START Supplied material

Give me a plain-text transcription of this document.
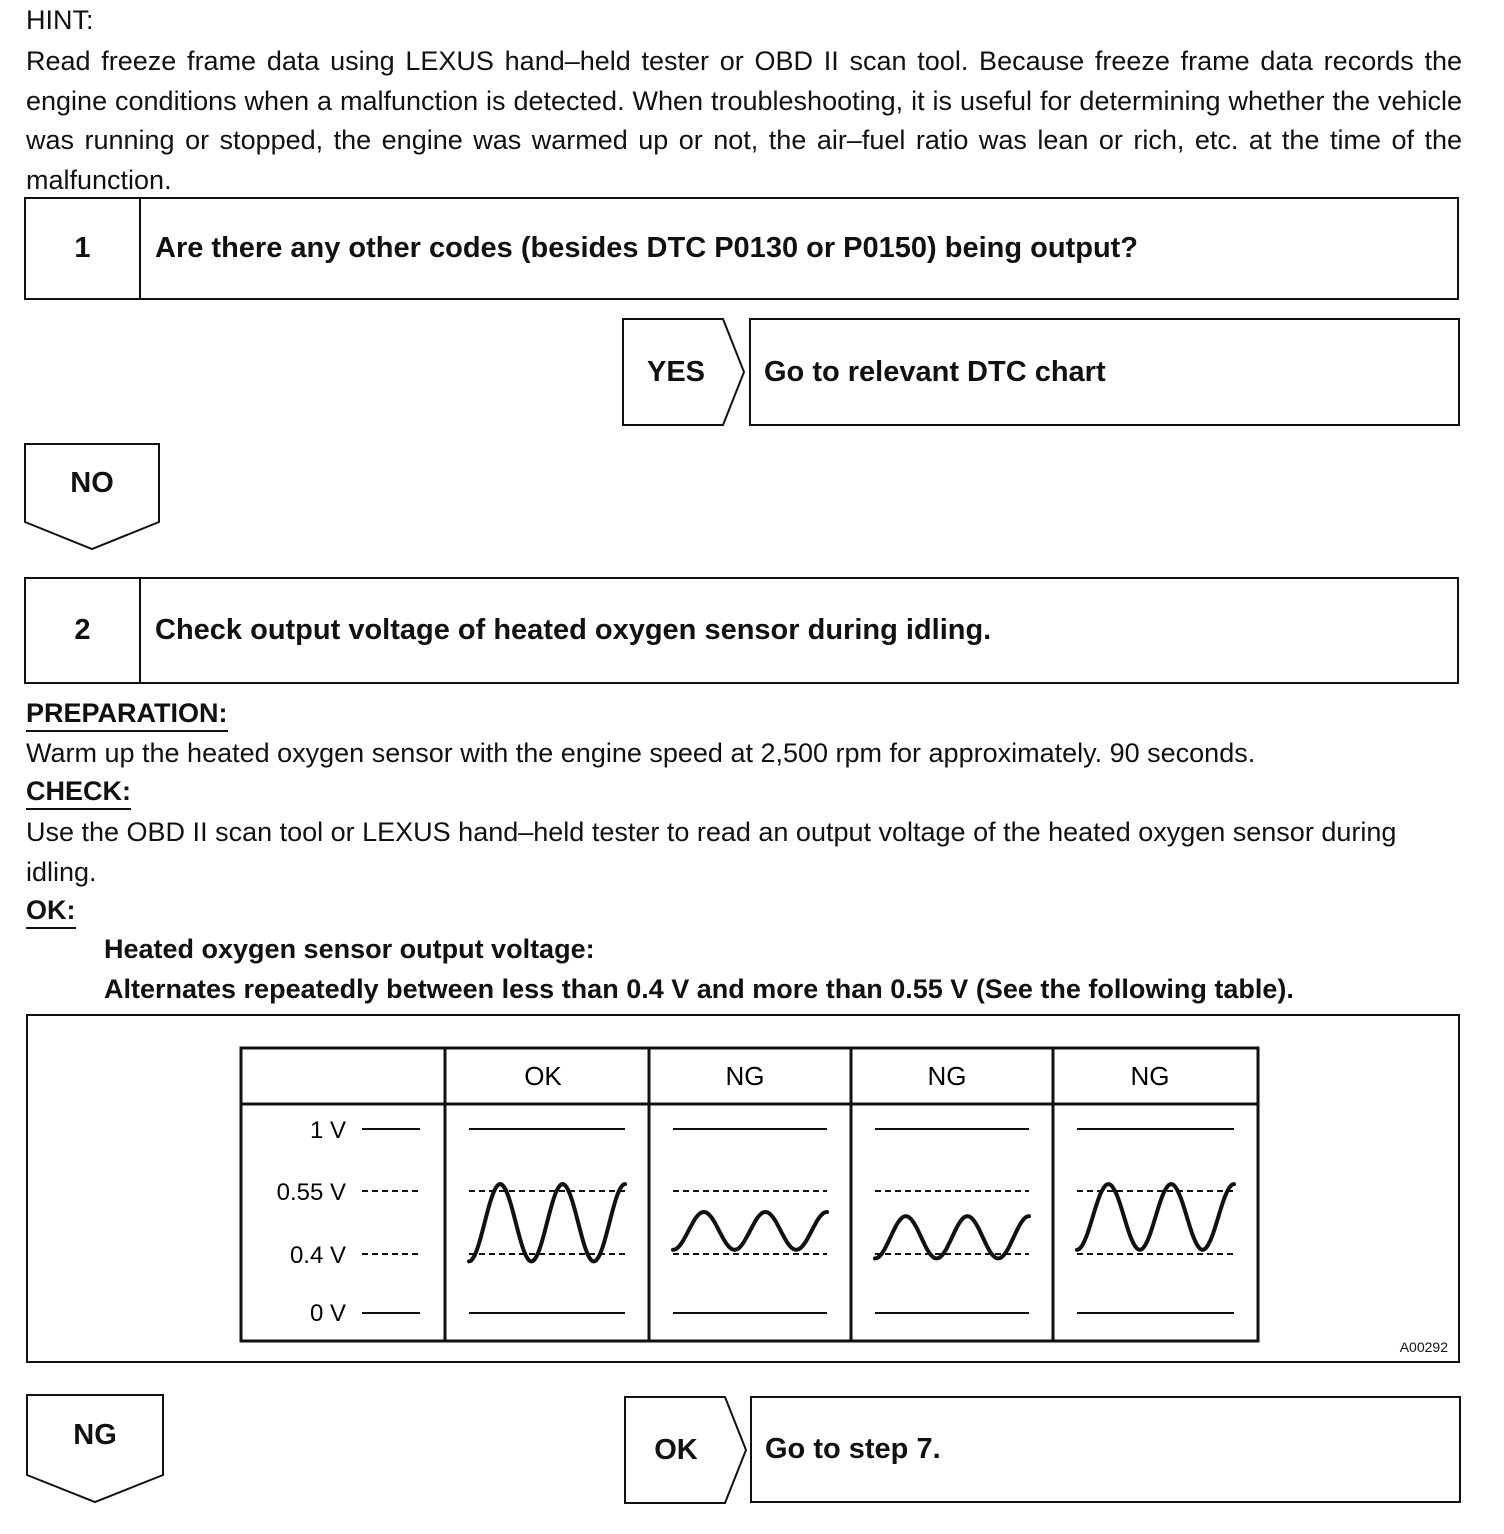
HINT:

Read freeze frame data using LEXUS hand–held tester or OBD II scan tool. Because freeze frame data records the engine conditions when a malfunction is detected. When troubleshooting, it is useful for determining whether the vehicle was running or stopped, the engine was warmed up or not, the air–fuel ratio was lean or rich, etc. at the time of the malfunction.

1	Are there any other codes (besides DTC P0130 or P0150) being output?
YES	Go to relevant DTC chart
NO
2	Check output voltage of heated oxygen sensor during idling.
PREPARATION:

Warm up the heated oxygen sensor with the engine speed at 2,500 rpm for approximately. 90 seconds.

CHECK:

Use the OBD II scan tool or LEXUS hand–held tester to read an output voltage of the heated oxygen sensor during idling.

OK:
Heated oxygen sensor output voltage:
Alternates repeatedly between less than 0.4 V and more than 0.55 V (See the following table).
OK	NG	NG	NG
1 V
0.55 V
0.4 V
0 V
A00292
NG	OK	Go to step 7.
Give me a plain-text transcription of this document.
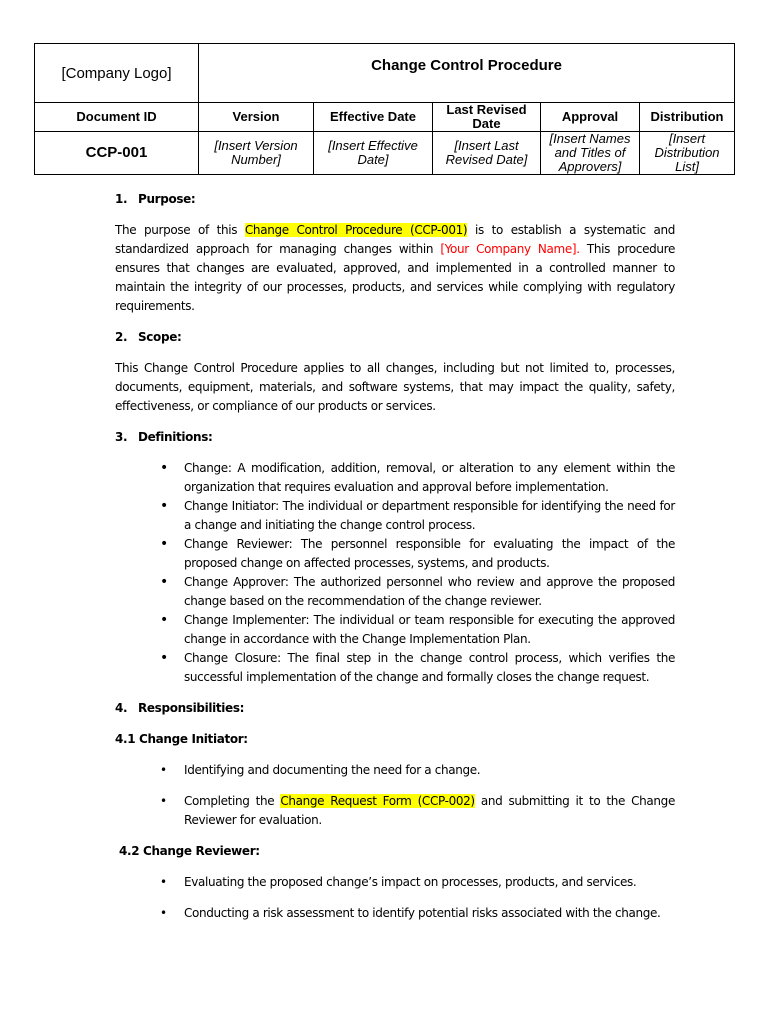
[Company Logo]	Change Control Procedure				
Document ID	Version	Effective Date	Last Revised Date	Approval	Distribution
CCP-001	[Insert Version Number]	[Insert Effective Date]	[Insert Last Revised Date]	[Insert Names and Titles of Approvers]	[Insert Distribution List]
1. Purpose:

The purpose of this Change Control Procedure (CCP-001) is to establish a systematic and standardized approach for managing changes within [Your Company Name]. This procedure ensures that changes are evaluated, approved, and implemented in a controlled manner to maintain the integrity of our processes, products, and services while complying with regulatory requirements.

2. Scope:

This Change Control Procedure applies to all changes, including but not limited to, processes, documents, equipment, materials, and software systems, that may impact the quality, safety, effectiveness, or compliance of our products or services.

3. Definitions:
• Change: A modification, addition, removal, or alteration to any element within the organization that requires evaluation and approval before implementation.
• Change Initiator: The individual or department responsible for identifying the need for a change and initiating the change control process.
• Change Reviewer: The personnel responsible for evaluating the impact of the proposed change on affected processes, systems, and products.
• Change Approver: The authorized personnel who review and approve the proposed change based on the recommendation of the change reviewer.
• Change Implementer: The individual or team responsible for executing the approved change in accordance with the Change Implementation Plan.
• Change Closure: The final step in the change control process, which verifies the successful implementation of the change and formally closes the change request.
4. Responsibilities:
4.1 Change Initiator:
• Identifying and documenting the need for a change.
• Completing the Change Request Form (CCP-002) and submitting it to the Change Reviewer for evaluation.
4.2 Change Reviewer:
• Evaluating the proposed change’s impact on processes, products, and services.
• Conducting a risk assessment to identify potential risks associated with the change.
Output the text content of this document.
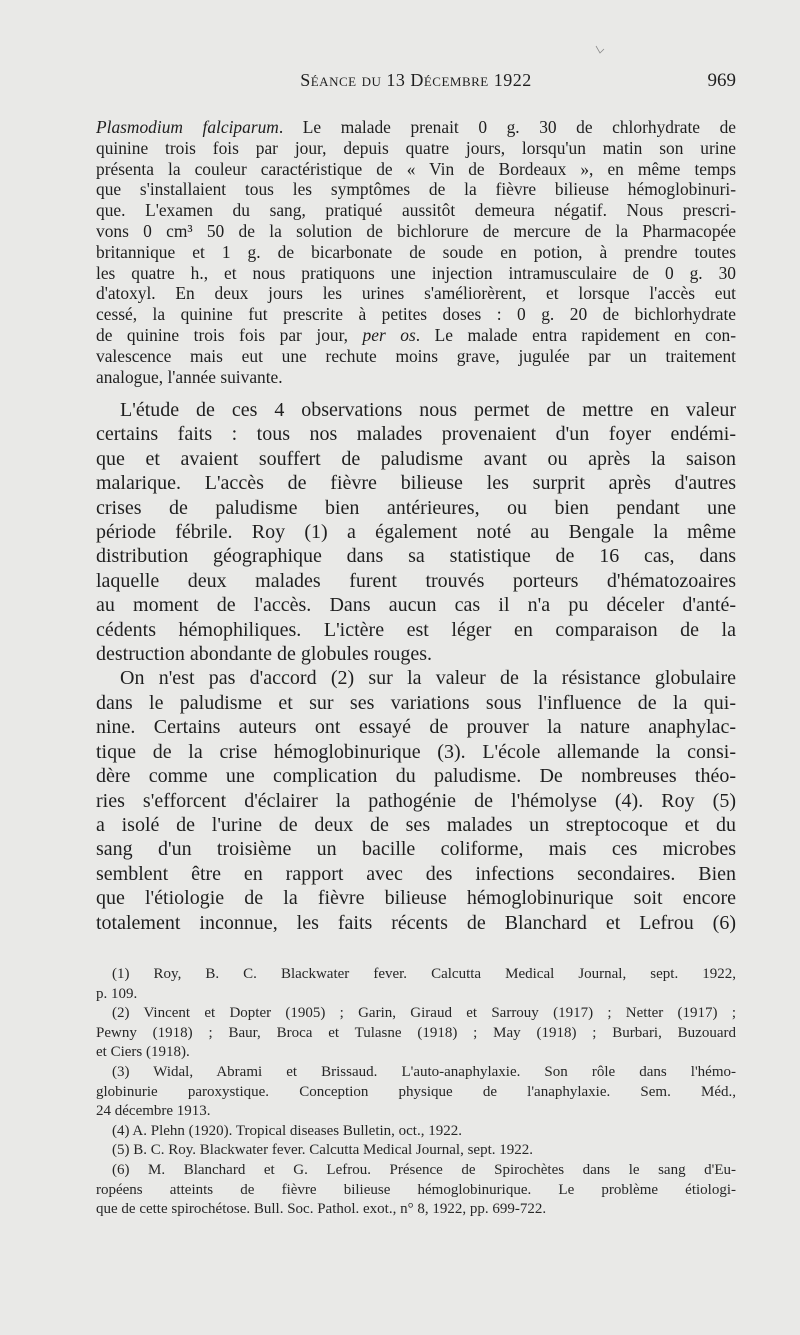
Séance du 13 Décembre 1922	969
Plasmodium falciparum. Le malade prenait 0 g. 30 de chlorhydrate de
quinine trois fois par jour, depuis quatre jours, lorsqu'un matin son urine
présenta la couleur caractéristique de « Vin de Bordeaux », en même temps
que s'installaient tous les symptômes de la fièvre bilieuse hémoglobinuri-
que. L'examen du sang, pratiqué aussitôt demeura négatif. Nous prescri-
vons 0 cm³ 50 de la solution de bichlorure de mercure de la Pharmacopée
britannique et 1 g. de bicarbonate de soude en potion, à prendre toutes
les quatre h., et nous pratiquons une injection intramusculaire de 0 g. 30
d'atoxyl. En deux jours les urines s'améliorèrent, et lorsque l'accès eut
cessé, la quinine fut prescrite à petites doses : 0 g. 20 de bichlorhydrate
de quinine trois fois par jour, per os. Le malade entra rapidement en con-
valescence mais eut une rechute moins grave, jugulée par un traitement
analogue, l'année suivante.
L'étude de ces 4 observations nous permet de mettre en valeur
certains faits : tous nos malades provenaient d'un foyer endémi-
que et avaient souffert de paludisme avant ou après la saison
malarique. L'accès de fièvre bilieuse les surprit après d'autres
crises de paludisme bien antérieures, ou bien pendant une
période fébrile. Roy (1) a également noté au Bengale la même
distribution géographique dans sa statistique de 16 cas, dans
laquelle deux malades furent trouvés porteurs d'hématozoaires
au moment de l'accès. Dans aucun cas il n'a pu déceler d'anté-
cédents hémophiliques. L'ictère est léger en comparaison de la
destruction abondante de globules rouges.
On n'est pas d'accord (2) sur la valeur de la résistance globulaire
dans le paludisme et sur ses variations sous l'influence de la qui-
nine. Certains auteurs ont essayé de prouver la nature anaphylac-
tique de la crise hémoglobinurique (3). L'école allemande la consi-
dère comme une complication du paludisme. De nombreuses théo-
ries s'efforcent d'éclairer la pathogénie de l'hémolyse (4). Roy (5)
a isolé de l'urine de deux de ses malades un streptocoque et du
sang d'un troisième un bacille coliforme, mais ces microbes
semblent être en rapport avec des infections secondaires. Bien
que l'étiologie de la fièvre bilieuse hémoglobinurique soit encore
totalement inconnue, les faits récents de Blanchard et Lefrou (6)
(1) Roy, B. C. Blackwater fever. Calcutta Medical Journal, sept. 1922,
p. 109.
(2) Vincent et Dopter (1905) ; Garin, Giraud et Sarrouy (1917) ; Netter (1917) ;
Pewny (1918) ; Baur, Broca et Tulasne (1918) ; May (1918) ; Burbari, Buzouard
et Ciers (1918).
(3) Widal, Abrami et Brissaud. L'auto-anaphylaxie. Son rôle dans l'hémo-
globinurie paroxystique. Conception physique de l'anaphylaxie. Sem. Méd.,
24 décembre 1913.
(4) A. Plehn (1920). Tropical diseases Bulletin, oct., 1922.
(5) B. C. Roy. Blackwater fever. Calcutta Medical Journal, sept. 1922.
(6) M. Blanchard et G. Lefrou. Présence de Spirochètes dans le sang d'Eu-
ropéens atteints de fièvre bilieuse hémoglobinurique. Le problème étiologi-
que de cette spirochétose. Bull. Soc. Pathol. exot., n° 8, 1922, pp. 699-722.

END Supplied material

▸ **What you should do**
Copy each line in full and exactly, omitting any picture.

▸ **Correct response**
Give me a plain-text transcription of this document.
HINT:

Read freeze frame data using LEXUS hand–held tester or OBD II scan tool. Because freeze frame data records the engine conditions when a malfunction is detected. When troubleshooting, it is useful for determining whether the vehicle was running or stopped, the engine was warmed up or not, the air–fuel ratio was lean or rich, etc. at the time of the malfunction.

1	Are there any other codes (besides DTC P0130 or P0150) being output?
YES	Go to relevant DTC chart
NO
2	Check output voltage of heated oxygen sensor during idling.
PREPARATION:

Warm up the heated oxygen sensor with the engine speed at 2,500 rpm for approximately. 90 seconds.

CHECK:

Use the OBD II scan tool or LEXUS hand–held tester to read an output voltage of the heated oxygen sensor during idling.

OK:
Heated oxygen sensor output voltage:
Alternates repeatedly between less than 0.4 V and more than 0.55 V (See the following table).
OK	NG	NG	NG
1 V
0.55 V
0.4 V
0 V
A00292
NG	OK	Go to step 7.
Give me a plain-text transcription of this document.
[Company Logo]	Change Control Procedure				
Document ID	Version	Effective Date	Last Revised Date	Approval	Distribution
CCP-001	[Insert Version Number]	[Insert Effective Date]	[Insert Last Revised Date]	[Insert Names and Titles of Approvers]	[Insert Distribution List]
1. Purpose:

The purpose of this Change Control Procedure (CCP-001) is to establish a systematic and standardized approach for managing changes within [Your Company Name]. This procedure ensures that changes are evaluated, approved, and implemented in a controlled manner to maintain the integrity of our processes, products, and services while complying with regulatory requirements.

2. Scope:

This Change Control Procedure applies to all changes, including but not limited to, processes, documents, equipment, materials, and software systems, that may impact the quality, safety, effectiveness, or compliance of our products or services.

3. Definitions:
• Change: A modification, addition, removal, or alteration to any element within the organization that requires evaluation and approval before implementation.
• Change Initiator: The individual or department responsible for identifying the need for a change and initiating the change control process.
• Change Reviewer: The personnel responsible for evaluating the impact of the proposed change on affected processes, systems, and products.
• Change Approver: The authorized personnel who review and approve the proposed change based on the recommendation of the change reviewer.
• Change Implementer: The individual or team responsible for executing the approved change in accordance with the Change Implementation Plan.
• Change Closure: The final step in the change control process, which verifies the successful implementation of the change and formally closes the change request.
4. Responsibilities:
4.1 Change Initiator:
• Identifying and documenting the need for a change.
• Completing the Change Request Form (CCP-002) and submitting it to the Change Reviewer for evaluation.
4.2 Change Reviewer:
• Evaluating the proposed change’s impact on processes, products, and services.
• Conducting a risk assessment to identify potential risks associated with the change.
Output the text content of this document.
Séance du 13 Décembre 1922	969
Plasmodium falciparum. Le malade prenait 0 g. 30 de chlorhydrate de
quinine trois fois par jour, depuis quatre jours, lorsqu'un matin son urine
présenta la couleur caractéristique de « Vin de Bordeaux », en même temps
que s'installaient tous les symptômes de la fièvre bilieuse hémoglobinuri-
que. L'examen du sang, pratiqué aussitôt demeura négatif. Nous prescri-
vons 0 cm³ 50 de la solution de bichlorure de mercure de la Pharmacopée
britannique et 1 g. de bicarbonate de soude en potion, à prendre toutes
les quatre h., et nous pratiquons une injection intramusculaire de 0 g. 30
d'atoxyl. En deux jours les urines s'améliorèrent, et lorsque l'accès eut
cessé, la quinine fut prescrite à petites doses : 0 g. 20 de bichlorhydrate
de quinine trois fois par jour, per os. Le malade entra rapidement en con-
valescence mais eut une rechute moins grave, jugulée par un traitement
analogue, l'année suivante.
L'étude de ces 4 observations nous permet de mettre en valeur
certains faits : tous nos malades provenaient d'un foyer endémi-
que et avaient souffert de paludisme avant ou après la saison
malarique. L'accès de fièvre bilieuse les surprit après d'autres
crises de paludisme bien antérieures, ou bien pendant une
période fébrile. Roy (1) a également noté au Bengale la même
distribution géographique dans sa statistique de 16 cas, dans
laquelle deux malades furent trouvés porteurs d'hématozoaires
au moment de l'accès. Dans aucun cas il n'a pu déceler d'anté-
cédents hémophiliques. L'ictère est léger en comparaison de la
destruction abondante de globules rouges.
On n'est pas d'accord (2) sur la valeur de la résistance globulaire
dans le paludisme et sur ses variations sous l'influence de la qui-
nine. Certains auteurs ont essayé de prouver la nature anaphylac-
tique de la crise hémoglobinurique (3). L'école allemande la consi-
dère comme une complication du paludisme. De nombreuses théo-
ries s'efforcent d'éclairer la pathogénie de l'hémolyse (4). Roy (5)
a isolé de l'urine de deux de ses malades un streptocoque et du
sang d'un troisième un bacille coliforme, mais ces microbes
semblent être en rapport avec des infections secondaires. Bien
que l'étiologie de la fièvre bilieuse hémoglobinurique soit encore
totalement inconnue, les faits récents de Blanchard et Lefrou (6)
(1) Roy, B. C. Blackwater fever. Calcutta Medical Journal, sept. 1922,
p. 109.
(2) Vincent et Dopter (1905) ; Garin, Giraud et Sarrouy (1917) ; Netter (1917) ;
Pewny (1918) ; Baur, Broca et Tulasne (1918) ; May (1918) ; Burbari, Buzouard
et Ciers (1918).
(3) Widal, Abrami et Brissaud. L'auto-anaphylaxie. Son rôle dans l'hémo-
globinurie paroxystique. Conception physique de l'anaphylaxie. Sem. Méd.,
24 décembre 1913.
(4) A. Plehn (1920). Tropical diseases Bulletin, oct., 1922.
(5) B. C. Roy. Blackwater fever. Calcutta Medical Journal, sept. 1922.
(6) M. Blanchard et G. Lefrou. Présence de Spirochètes dans le sang d'Eu-
ropéens atteints de fièvre bilieuse hémoglobinurique. Le problème étiologi-
que de cette spirochétose. Bull. Soc. Pathol. exot., n° 8, 1922, pp. 699-722.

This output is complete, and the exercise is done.